--- Start of RECORDS SUPPLIED ---

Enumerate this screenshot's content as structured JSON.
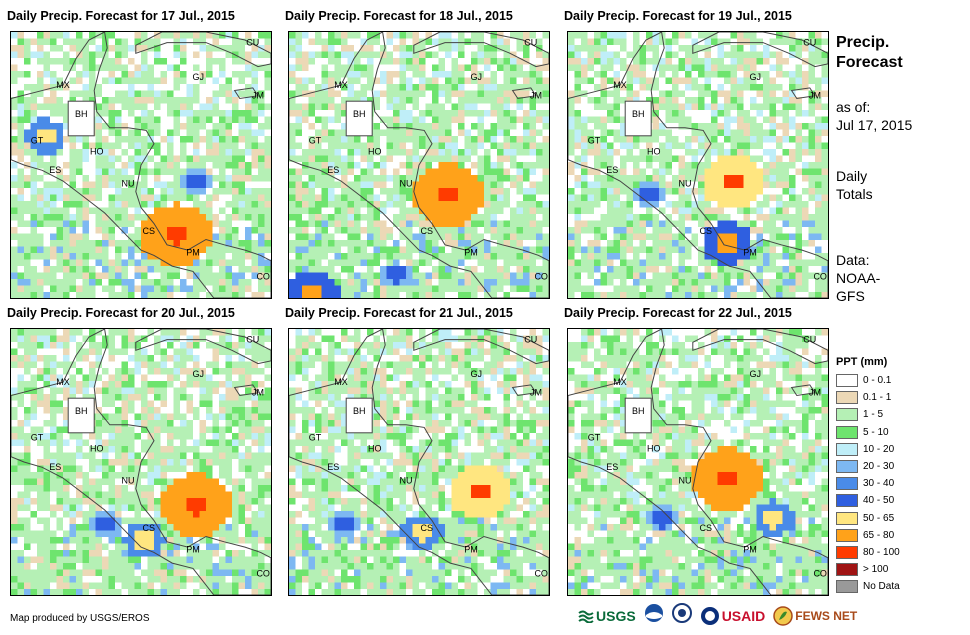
{
  "panels": [
    {
      "title": "Daily Precip. Forecast for 17 Jul., 2015",
      "seed": 17,
      "hotspots": [
        [
          0.62,
          0.75,
          7
        ],
        [
          0.12,
          0.38,
          4
        ],
        [
          0.7,
          0.55,
          3
        ]
      ]
    },
    {
      "title": "Daily Precip. Forecast for 18 Jul., 2015",
      "seed": 18,
      "hotspots": [
        [
          0.6,
          0.6,
          7
        ],
        [
          0.08,
          0.97,
          5
        ],
        [
          0.4,
          0.9,
          3
        ]
      ]
    },
    {
      "title": "Daily Precip. Forecast for 19 Jul., 2015",
      "seed": 19,
      "hotspots": [
        [
          0.62,
          0.55,
          6
        ],
        [
          0.6,
          0.78,
          5
        ],
        [
          0.3,
          0.6,
          3
        ]
      ]
    },
    {
      "title": "Daily Precip. Forecast for 20 Jul., 2015",
      "seed": 20,
      "hotspots": [
        [
          0.7,
          0.65,
          7
        ],
        [
          0.5,
          0.78,
          4
        ],
        [
          0.35,
          0.72,
          3
        ]
      ]
    },
    {
      "title": "Daily Precip. Forecast for 21 Jul., 2015",
      "seed": 21,
      "hotspots": [
        [
          0.72,
          0.6,
          6
        ],
        [
          0.5,
          0.75,
          4
        ],
        [
          0.2,
          0.72,
          3
        ]
      ]
    },
    {
      "title": "Daily Precip. Forecast for 22 Jul., 2015",
      "seed": 22,
      "hotspots": [
        [
          0.6,
          0.55,
          7
        ],
        [
          0.78,
          0.7,
          4
        ],
        [
          0.35,
          0.7,
          3
        ]
      ]
    }
  ],
  "country_labels": {
    "cu": "CU",
    "mx": "MX",
    "gj": "GJ",
    "jm": "JM",
    "bh": "BH",
    "gt": "GT",
    "ho": "HO",
    "es": "ES",
    "nu": "NU",
    "cs": "CS",
    "pm": "PM",
    "co": "CO"
  },
  "info": {
    "title_line1": "Precip.",
    "title_line2": "Forecast",
    "asof_label": "as of:",
    "asof_date": "Jul 17, 2015",
    "totals_line1": "Daily",
    "totals_line2": "Totals",
    "data_label": "Data:",
    "data_source_line1": "NOAA-",
    "data_source_line2": "GFS"
  },
  "legend": {
    "title": "PPT (mm)",
    "items": [
      {
        "label": "0 - 0.1",
        "color": "#ffffff"
      },
      {
        "label": "0.1 - 1",
        "color": "#ecd8b6"
      },
      {
        "label": "1 - 5",
        "color": "#b5f0b5"
      },
      {
        "label": "5 - 10",
        "color": "#6ee46e"
      },
      {
        "label": "10 - 20",
        "color": "#bfeef8"
      },
      {
        "label": "20 - 30",
        "color": "#7db8f2"
      },
      {
        "label": "30 - 40",
        "color": "#4a8be8"
      },
      {
        "label": "40 - 50",
        "color": "#2f5fe0"
      },
      {
        "label": "50 - 65",
        "color": "#ffe680"
      },
      {
        "label": "65 - 80",
        "color": "#ffa21a"
      },
      {
        "label": "80 - 100",
        "color": "#ff3b00"
      },
      {
        "label": "> 100",
        "color": "#a01414"
      },
      {
        "label": "No Data",
        "color": "#999999"
      }
    ]
  },
  "footer": {
    "credit": "Map produced by USGS/EROS",
    "logo_usgs": "USGS",
    "logo_usaid": "USAID",
    "logo_fews": "FEWS NET"
  }
}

--- End of RECORDS SUPPLIED ---

Show every line that contains the word "Precip".

| COMPLETED TASK |
      "title": "Daily Precip. Forecast for 17 Jul., 2015",
      "title": "Daily Precip. Forecast for 18 Jul., 2015",
      "title": "Daily Precip. Forecast for 19 Jul., 2015",
      "title": "Daily Precip. Forecast for 20 Jul., 2015",
      "title": "Daily Precip. Forecast for 21 Jul., 2015",
      "title": "Daily Precip. Forecast for 22 Jul., 2015",
    "title_line1": "Precip.",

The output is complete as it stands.